Determine the number of lines that have the string "base" in them, and give only that number.

§

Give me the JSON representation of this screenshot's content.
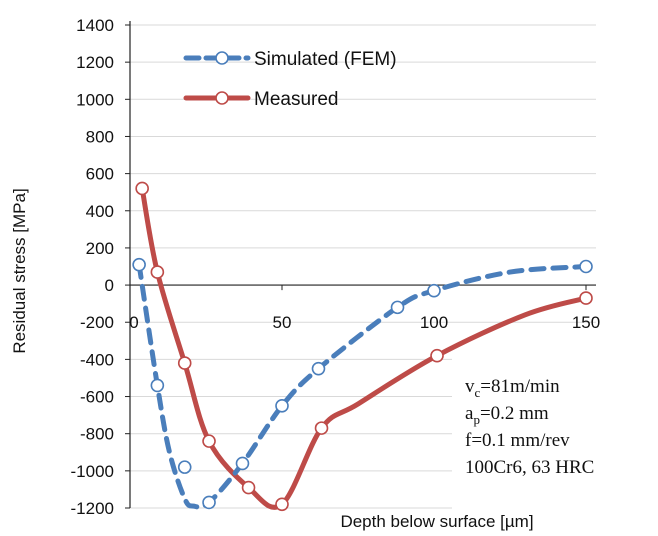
{
  "chart_data": {
    "type": "line",
    "ylabel": "Residual stress [MPa]",
    "xlabel": "Depth below surface [µm]",
    "xlim": [
      0,
      150
    ],
    "ylim": [
      -1200,
      1400
    ],
    "xticks": [
      0,
      50,
      100,
      150
    ],
    "xtick_labels": [
      "0",
      "50",
      "100",
      "150"
    ],
    "yticks": [
      -1200,
      -1000,
      -800,
      -600,
      -400,
      -200,
      0,
      200,
      400,
      600,
      800,
      1000,
      1200,
      1400
    ],
    "grid": "horizontal",
    "legend_position": "top-left",
    "series": [
      {
        "name": "Simulated (FEM)",
        "color": "#4a7ebb",
        "line_style": "dashed",
        "x": [
          3,
          9,
          18,
          26,
          37,
          50,
          62,
          88,
          100,
          150
        ],
        "y": [
          110,
          -540,
          -980,
          -1170,
          -960,
          -650,
          -450,
          -120,
          -30,
          100
        ],
        "shape_x": [
          3,
          9,
          13,
          18,
          21,
          26,
          37,
          50,
          62,
          88,
          100,
          125,
          150
        ],
        "shape_y": [
          110,
          -540,
          -900,
          -1150,
          -1190,
          -1170,
          -960,
          -650,
          -450,
          -120,
          -30,
          70,
          100
        ]
      },
      {
        "name": "Measured",
        "color": "#be4b48",
        "line_style": "solid",
        "x": [
          4,
          9,
          18,
          26,
          39,
          50,
          63,
          101,
          150
        ],
        "y": [
          520,
          70,
          -420,
          -840,
          -1090,
          -1180,
          -770,
          -380,
          -70
        ],
        "shape_x": [
          4,
          9,
          18,
          26,
          39,
          50,
          63,
          75,
          101,
          130,
          150
        ],
        "shape_y": [
          520,
          70,
          -420,
          -840,
          -1090,
          -1180,
          -770,
          -640,
          -380,
          -160,
          -70
        ]
      }
    ],
    "annotations": [
      {
        "base": "v",
        "sub": "c",
        "rest": "=81m/min"
      },
      {
        "base": "a",
        "sub": "p",
        "rest": "=0.2 mm"
      },
      {
        "base": "f=0.1 mm/rev",
        "sub": "",
        "rest": ""
      },
      {
        "base": "100Cr6, 63 HRC",
        "sub": "",
        "rest": ""
      }
    ]
  }
}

§

THE RESULT:
4